Problem requirements: Reproduce the records below exactly as given.

(Stored data)
· · · ·

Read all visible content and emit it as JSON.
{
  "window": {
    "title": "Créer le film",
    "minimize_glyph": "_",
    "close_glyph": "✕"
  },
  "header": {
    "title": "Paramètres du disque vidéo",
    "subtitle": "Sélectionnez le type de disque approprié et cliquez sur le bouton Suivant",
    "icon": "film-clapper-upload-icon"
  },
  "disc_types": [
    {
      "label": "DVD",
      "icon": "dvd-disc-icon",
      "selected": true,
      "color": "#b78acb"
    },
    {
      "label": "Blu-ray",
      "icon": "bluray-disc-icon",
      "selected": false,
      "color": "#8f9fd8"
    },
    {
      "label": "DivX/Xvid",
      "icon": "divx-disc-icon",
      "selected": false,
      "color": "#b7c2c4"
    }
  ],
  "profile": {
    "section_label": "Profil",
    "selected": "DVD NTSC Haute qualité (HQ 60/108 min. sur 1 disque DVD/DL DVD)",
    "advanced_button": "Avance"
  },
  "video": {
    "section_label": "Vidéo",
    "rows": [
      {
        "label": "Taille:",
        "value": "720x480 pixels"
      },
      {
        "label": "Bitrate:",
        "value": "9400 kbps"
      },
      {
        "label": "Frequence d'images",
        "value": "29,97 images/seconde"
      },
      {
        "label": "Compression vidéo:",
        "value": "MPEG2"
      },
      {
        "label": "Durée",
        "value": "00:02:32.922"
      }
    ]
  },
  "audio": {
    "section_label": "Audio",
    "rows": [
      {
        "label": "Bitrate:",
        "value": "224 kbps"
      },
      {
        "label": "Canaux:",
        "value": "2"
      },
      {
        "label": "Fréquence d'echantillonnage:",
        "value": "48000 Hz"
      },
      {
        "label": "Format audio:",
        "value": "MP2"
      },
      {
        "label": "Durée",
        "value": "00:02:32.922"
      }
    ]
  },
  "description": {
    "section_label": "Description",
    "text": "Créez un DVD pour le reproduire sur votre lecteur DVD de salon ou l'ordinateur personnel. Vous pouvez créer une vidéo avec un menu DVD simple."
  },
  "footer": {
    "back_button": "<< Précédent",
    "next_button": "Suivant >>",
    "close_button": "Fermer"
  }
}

· · · ·

Reply:
Read all visible content and emit it as JSON.
{
  "window": {
    "title": "Créer le film",
    "minimize_glyph": "_",
    "close_glyph": "✕"
  },
  "header": {
    "title": "Paramètres du disque vidéo",
    "subtitle": "Sélectionnez le type de disque approprié et cliquez sur le bouton Suivant",
    "icon": "film-clapper-upload-icon"
  },
  "disc_types": [
    {
      "label": "DVD",
      "icon": "dvd-disc-icon",
      "selected": true,
      "color": "#b78acb"
    },
    {
      "label": "Blu-ray",
      "icon": "bluray-disc-icon",
      "selected": false,
      "color": "#8f9fd8"
    },
    {
      "label": "DivX/Xvid",
      "icon": "divx-disc-icon",
      "selected": false,
      "color": "#b7c2c4"
    }
  ],
  "profile": {
    "section_label": "Profil",
    "selected": "DVD NTSC Haute qualité (HQ 60/108 min. sur 1 disque DVD/DL DVD)",
    "advanced_button": "Avance"
  },
  "video": {
    "section_label": "Vidéo",
    "rows": [
      {
        "label": "Taille:",
        "value": "720x480 pixels"
      },
      {
        "label": "Bitrate:",
        "value": "9400 kbps"
      },
      {
        "label": "Frequence d'images",
        "value": "29,97 images/seconde"
      },
      {
        "label": "Compression vidéo:",
        "value": "MPEG2"
      },
      {
        "label": "Durée",
        "value": "00:02:32.922"
      }
    ]
  },
  "audio": {
    "section_label": "Audio",
    "rows": [
      {
        "label": "Bitrate:",
        "value": "224 kbps"
      },
      {
        "label": "Canaux:",
        "value": "2"
      },
      {
        "label": "Fréquence d'echantillonnage:",
        "value": "48000 Hz"
      },
      {
        "label": "Format audio:",
        "value": "MP2"
      },
      {
        "label": "Durée",
        "value": "00:02:32.922"
      }
    ]
  },
  "description": {
    "section_label": "Description",
    "text": "Créez un DVD pour le reproduire sur votre lecteur DVD de salon ou l'ordinateur personnel. Vous pouvez créer une vidéo avec un menu DVD simple."
  },
  "footer": {
    "back_button": "<< Précédent",
    "next_button": "Suivant >>",
    "close_button": "Fermer"
  }
}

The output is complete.